» Direction:
Leave the pictures out, and retype all of the material exactly as written.
☆ ☆ ☆ ☆
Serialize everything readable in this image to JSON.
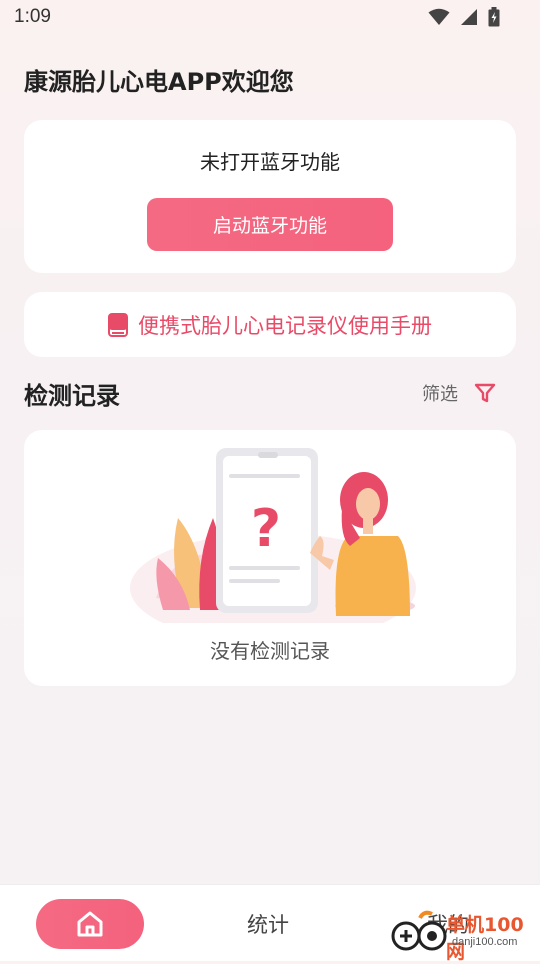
{
  "status_bar": {
    "time": "1:09",
    "icons": [
      "wifi-icon",
      "cellular-signal-icon",
      "battery-charging-icon"
    ]
  },
  "header": {
    "title": "康源胎儿心电APP欢迎您"
  },
  "bluetooth_card": {
    "status_text": "未打开蓝牙功能",
    "button_label": "启动蓝牙功能"
  },
  "manual": {
    "icon": "book-icon",
    "label": "便携式胎儿心电记录仪使用手册"
  },
  "records": {
    "title": "检测记录",
    "filter_label": "筛选",
    "filter_icon": "filter-icon",
    "empty_text": "没有检测记录"
  },
  "bottom_nav": {
    "home_icon": "home-icon",
    "stats_label": "统计",
    "mine_label": "我的"
  },
  "watermark": {
    "line1": "单机100网",
    "line2": "danji100.com"
  },
  "colors": {
    "accent": "#f4627d",
    "accent_text": "#e84b68",
    "background": "#f7f1f3",
    "card": "#ffffff"
  }
}
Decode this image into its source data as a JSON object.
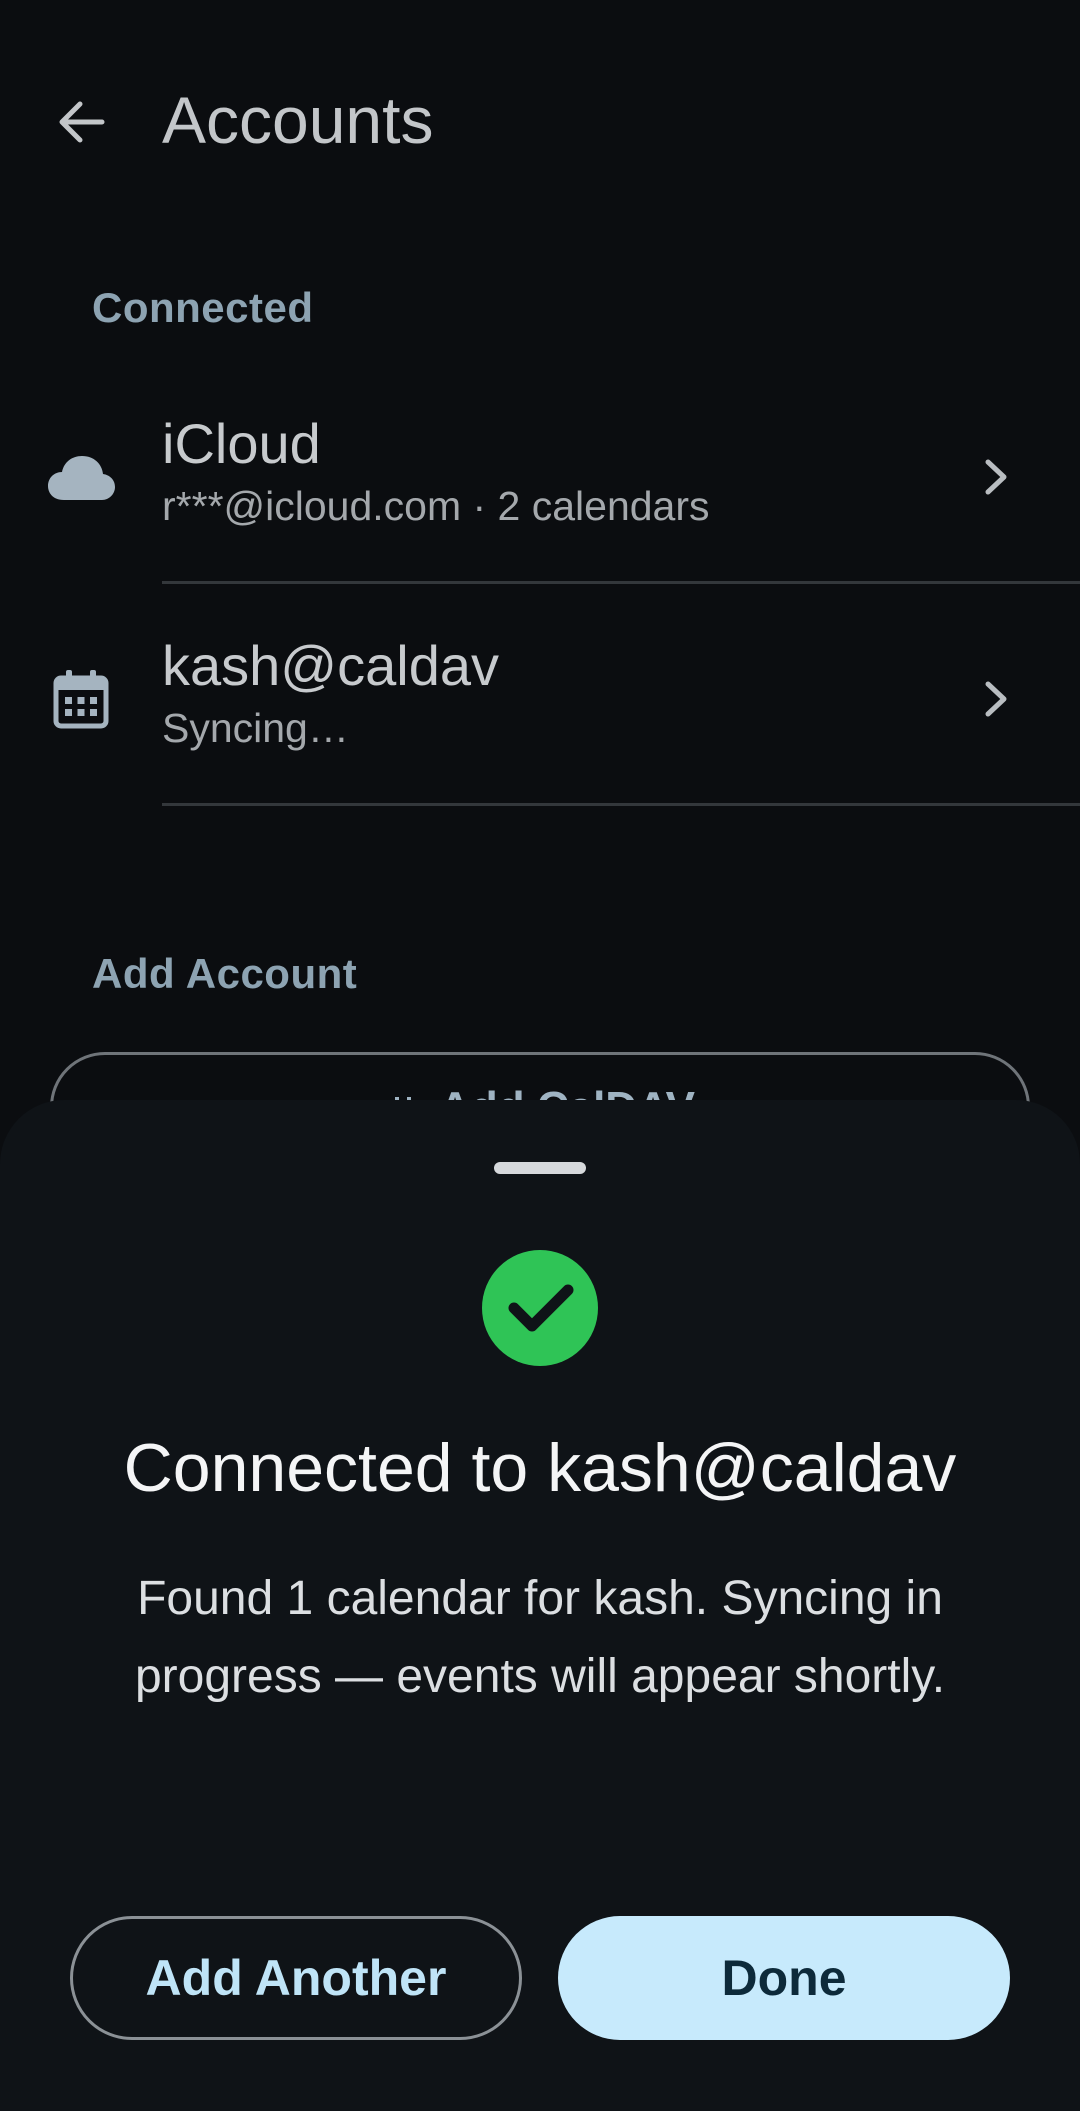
{
  "header": {
    "title": "Accounts",
    "back_icon": "arrow-back-icon"
  },
  "sections": {
    "connected_label": "Connected",
    "add_account_label": "Add Account"
  },
  "accounts": [
    {
      "title": "iCloud",
      "subtitle": "r***@icloud.com · 2 calendars",
      "icon": "cloud-icon"
    },
    {
      "title": "kash@caldav",
      "subtitle": "Syncing…",
      "icon": "calendar-icon"
    }
  ],
  "add_caldav": {
    "label": "Add CalDAV",
    "icon": "calendar-icon"
  },
  "sheet": {
    "title": "Connected to kash@caldav",
    "message": "Found 1 calendar for kash. Syncing in progress — events will appear shortly.",
    "add_another_label": "Add Another",
    "done_label": "Done",
    "success_color": "#2fc456"
  },
  "colors": {
    "background": "#0b0d10",
    "sheet_background": "#0f1317",
    "accent": "#c7eafc",
    "section_header": "#8da3b2"
  }
}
☆ ☆ ☆ ☆
» Problem solution:
Serialize everything readable in this image to JSON.
{
  "status_bar": {
    "time": "1:09",
    "icons": [
      "wifi-icon",
      "cellular-signal-icon",
      "battery-charging-icon"
    ]
  },
  "header": {
    "title": "康源胎儿心电APP欢迎您"
  },
  "bluetooth_card": {
    "status_text": "未打开蓝牙功能",
    "button_label": "启动蓝牙功能"
  },
  "manual": {
    "icon": "book-icon",
    "label": "便携式胎儿心电记录仪使用手册"
  },
  "records": {
    "title": "检测记录",
    "filter_label": "筛选",
    "filter_icon": "filter-icon",
    "empty_text": "没有检测记录"
  },
  "bottom_nav": {
    "home_icon": "home-icon",
    "stats_label": "统计",
    "mine_label": "我的"
  },
  "watermark": {
    "line1": "单机100网",
    "line2": "danji100.com"
  },
  "colors": {
    "accent": "#f4627d",
    "accent_text": "#e84b68",
    "background": "#f7f1f3",
    "card": "#ffffff"
  }
}
Decode this image into its source data as a JSON object.
{
  "header": {
    "title": "Accounts",
    "back_icon": "arrow-back-icon"
  },
  "sections": {
    "connected_label": "Connected",
    "add_account_label": "Add Account"
  },
  "accounts": [
    {
      "title": "iCloud",
      "subtitle": "r***@icloud.com · 2 calendars",
      "icon": "cloud-icon"
    },
    {
      "title": "kash@caldav",
      "subtitle": "Syncing…",
      "icon": "calendar-icon"
    }
  ],
  "add_caldav": {
    "label": "Add CalDAV",
    "icon": "calendar-icon"
  },
  "sheet": {
    "title": "Connected to kash@caldav",
    "message": "Found 1 calendar for kash. Syncing in progress — events will appear shortly.",
    "add_another_label": "Add Another",
    "done_label": "Done",
    "success_color": "#2fc456"
  },
  "colors": {
    "background": "#0b0d10",
    "sheet_background": "#0f1317",
    "accent": "#c7eafc",
    "section_header": "#8da3b2"
  }
}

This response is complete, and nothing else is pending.